* Dataset items:
***

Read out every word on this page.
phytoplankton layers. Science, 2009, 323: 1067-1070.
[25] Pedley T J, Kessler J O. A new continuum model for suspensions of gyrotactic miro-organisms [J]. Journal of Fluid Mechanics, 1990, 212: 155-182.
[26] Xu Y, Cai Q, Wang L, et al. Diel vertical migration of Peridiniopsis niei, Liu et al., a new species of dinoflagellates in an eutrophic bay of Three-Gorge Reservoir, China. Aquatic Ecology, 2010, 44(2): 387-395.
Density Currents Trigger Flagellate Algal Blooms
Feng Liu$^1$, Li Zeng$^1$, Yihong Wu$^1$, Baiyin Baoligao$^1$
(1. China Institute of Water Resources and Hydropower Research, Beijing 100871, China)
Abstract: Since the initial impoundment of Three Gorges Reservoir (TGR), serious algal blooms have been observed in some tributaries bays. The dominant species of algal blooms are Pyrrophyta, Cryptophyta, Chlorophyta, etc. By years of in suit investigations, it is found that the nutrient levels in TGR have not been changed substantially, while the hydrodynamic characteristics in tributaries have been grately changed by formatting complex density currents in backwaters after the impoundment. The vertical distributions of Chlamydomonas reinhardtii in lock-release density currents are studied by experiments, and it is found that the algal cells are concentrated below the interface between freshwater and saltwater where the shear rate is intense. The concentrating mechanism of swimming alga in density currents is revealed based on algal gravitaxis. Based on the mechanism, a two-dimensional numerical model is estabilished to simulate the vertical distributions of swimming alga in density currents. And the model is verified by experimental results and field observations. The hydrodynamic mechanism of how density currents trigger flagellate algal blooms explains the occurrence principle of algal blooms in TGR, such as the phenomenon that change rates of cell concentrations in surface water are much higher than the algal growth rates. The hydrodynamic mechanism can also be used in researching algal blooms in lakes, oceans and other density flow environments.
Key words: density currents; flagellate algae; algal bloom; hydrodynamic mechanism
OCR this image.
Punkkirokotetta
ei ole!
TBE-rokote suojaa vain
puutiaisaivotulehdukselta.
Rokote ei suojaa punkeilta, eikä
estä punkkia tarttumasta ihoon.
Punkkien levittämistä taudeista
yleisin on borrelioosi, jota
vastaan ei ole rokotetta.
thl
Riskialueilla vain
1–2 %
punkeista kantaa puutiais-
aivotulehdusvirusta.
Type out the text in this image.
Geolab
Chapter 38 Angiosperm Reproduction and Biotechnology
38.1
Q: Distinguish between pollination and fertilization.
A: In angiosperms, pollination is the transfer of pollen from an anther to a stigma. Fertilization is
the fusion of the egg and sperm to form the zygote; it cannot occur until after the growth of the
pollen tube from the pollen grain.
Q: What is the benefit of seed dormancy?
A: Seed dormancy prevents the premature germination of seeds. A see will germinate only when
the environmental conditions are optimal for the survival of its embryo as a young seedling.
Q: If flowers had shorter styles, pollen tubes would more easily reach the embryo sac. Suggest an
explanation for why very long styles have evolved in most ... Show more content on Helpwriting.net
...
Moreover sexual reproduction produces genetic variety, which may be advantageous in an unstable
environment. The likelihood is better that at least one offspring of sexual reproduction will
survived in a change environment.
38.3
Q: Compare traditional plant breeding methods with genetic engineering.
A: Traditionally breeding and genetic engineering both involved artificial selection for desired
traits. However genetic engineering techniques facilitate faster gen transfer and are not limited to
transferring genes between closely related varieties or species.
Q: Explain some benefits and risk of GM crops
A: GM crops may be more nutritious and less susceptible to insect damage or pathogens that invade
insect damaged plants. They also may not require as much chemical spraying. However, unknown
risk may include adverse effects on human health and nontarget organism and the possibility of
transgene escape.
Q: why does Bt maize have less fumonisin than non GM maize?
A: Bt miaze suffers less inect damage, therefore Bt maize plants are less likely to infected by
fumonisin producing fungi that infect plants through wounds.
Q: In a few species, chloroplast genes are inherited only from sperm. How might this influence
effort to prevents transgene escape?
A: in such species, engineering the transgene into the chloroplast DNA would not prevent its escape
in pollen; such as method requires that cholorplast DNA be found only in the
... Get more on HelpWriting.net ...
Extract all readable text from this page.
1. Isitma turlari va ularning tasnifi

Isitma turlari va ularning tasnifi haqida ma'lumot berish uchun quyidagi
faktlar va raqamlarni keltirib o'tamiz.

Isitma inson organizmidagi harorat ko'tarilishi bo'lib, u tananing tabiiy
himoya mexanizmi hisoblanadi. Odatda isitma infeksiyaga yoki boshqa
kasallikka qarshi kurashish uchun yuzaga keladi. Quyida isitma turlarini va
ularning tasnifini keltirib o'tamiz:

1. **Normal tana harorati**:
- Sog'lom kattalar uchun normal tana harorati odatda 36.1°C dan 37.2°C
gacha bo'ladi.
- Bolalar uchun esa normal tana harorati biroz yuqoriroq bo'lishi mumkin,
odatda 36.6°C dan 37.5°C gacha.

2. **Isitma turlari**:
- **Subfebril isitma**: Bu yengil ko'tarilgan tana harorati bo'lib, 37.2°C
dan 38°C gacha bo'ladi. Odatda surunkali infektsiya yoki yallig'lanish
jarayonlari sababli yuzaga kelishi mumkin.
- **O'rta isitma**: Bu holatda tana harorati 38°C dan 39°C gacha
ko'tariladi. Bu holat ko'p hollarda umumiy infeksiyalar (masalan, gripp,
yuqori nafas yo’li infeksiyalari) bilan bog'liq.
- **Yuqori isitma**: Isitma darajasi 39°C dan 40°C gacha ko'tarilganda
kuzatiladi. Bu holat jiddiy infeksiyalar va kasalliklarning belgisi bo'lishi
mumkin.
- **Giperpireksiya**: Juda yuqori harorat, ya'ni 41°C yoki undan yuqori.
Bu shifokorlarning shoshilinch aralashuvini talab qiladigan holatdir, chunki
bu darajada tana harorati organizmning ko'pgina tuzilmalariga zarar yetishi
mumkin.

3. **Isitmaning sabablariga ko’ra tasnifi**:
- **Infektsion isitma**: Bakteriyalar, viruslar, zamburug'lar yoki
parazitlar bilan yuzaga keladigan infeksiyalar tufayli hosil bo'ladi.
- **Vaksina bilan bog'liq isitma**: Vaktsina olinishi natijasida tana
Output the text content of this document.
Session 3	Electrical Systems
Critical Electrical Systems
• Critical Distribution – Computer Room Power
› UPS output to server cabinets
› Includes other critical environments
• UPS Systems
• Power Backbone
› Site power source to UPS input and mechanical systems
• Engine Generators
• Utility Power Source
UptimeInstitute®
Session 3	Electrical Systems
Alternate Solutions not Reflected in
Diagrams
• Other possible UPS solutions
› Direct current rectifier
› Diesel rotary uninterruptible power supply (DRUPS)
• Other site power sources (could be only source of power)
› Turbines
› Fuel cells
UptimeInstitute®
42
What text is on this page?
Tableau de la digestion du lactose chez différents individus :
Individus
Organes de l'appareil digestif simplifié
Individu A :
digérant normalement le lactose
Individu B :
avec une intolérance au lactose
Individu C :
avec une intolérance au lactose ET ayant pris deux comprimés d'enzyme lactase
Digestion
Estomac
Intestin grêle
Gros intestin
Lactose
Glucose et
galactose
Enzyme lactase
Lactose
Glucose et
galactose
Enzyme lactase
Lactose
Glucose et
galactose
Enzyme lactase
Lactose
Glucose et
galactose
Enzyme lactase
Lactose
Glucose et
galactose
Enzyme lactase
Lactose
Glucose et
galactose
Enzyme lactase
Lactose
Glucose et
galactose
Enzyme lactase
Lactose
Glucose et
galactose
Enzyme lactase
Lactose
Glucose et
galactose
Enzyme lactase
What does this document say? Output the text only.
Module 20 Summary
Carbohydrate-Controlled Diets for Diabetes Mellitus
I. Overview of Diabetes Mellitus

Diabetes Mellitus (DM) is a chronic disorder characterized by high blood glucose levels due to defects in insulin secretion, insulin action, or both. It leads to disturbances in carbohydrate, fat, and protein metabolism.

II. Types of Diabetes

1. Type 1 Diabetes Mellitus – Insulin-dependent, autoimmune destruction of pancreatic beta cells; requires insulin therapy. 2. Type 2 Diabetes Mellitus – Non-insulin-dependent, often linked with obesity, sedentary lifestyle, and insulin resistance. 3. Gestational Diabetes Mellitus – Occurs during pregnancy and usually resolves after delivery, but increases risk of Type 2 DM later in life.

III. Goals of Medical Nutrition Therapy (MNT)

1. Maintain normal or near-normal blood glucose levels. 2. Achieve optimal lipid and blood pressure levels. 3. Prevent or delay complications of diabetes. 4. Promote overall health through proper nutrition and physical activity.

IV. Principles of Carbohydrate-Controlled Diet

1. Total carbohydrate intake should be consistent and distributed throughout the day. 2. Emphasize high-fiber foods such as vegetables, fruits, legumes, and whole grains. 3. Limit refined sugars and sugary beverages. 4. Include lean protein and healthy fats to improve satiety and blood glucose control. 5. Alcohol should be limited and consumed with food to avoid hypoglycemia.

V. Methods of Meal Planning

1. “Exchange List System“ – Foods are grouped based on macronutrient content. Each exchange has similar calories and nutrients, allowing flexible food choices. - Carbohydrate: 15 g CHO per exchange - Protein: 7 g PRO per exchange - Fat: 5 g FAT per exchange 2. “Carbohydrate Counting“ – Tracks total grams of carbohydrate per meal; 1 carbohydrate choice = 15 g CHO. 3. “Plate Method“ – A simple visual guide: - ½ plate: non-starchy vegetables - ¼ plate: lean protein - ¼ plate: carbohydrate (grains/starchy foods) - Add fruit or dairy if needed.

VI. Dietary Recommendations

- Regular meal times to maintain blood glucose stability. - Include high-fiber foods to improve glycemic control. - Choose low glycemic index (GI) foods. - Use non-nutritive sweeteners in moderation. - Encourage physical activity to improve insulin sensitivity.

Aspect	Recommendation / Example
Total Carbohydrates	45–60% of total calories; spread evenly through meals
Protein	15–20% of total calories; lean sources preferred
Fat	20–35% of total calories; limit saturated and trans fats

***

* TASK GOAL: Nothing but a number should be given: the count of lines above in which the word "page" occurs.

* OUTPUT FOR THIS TASK: 3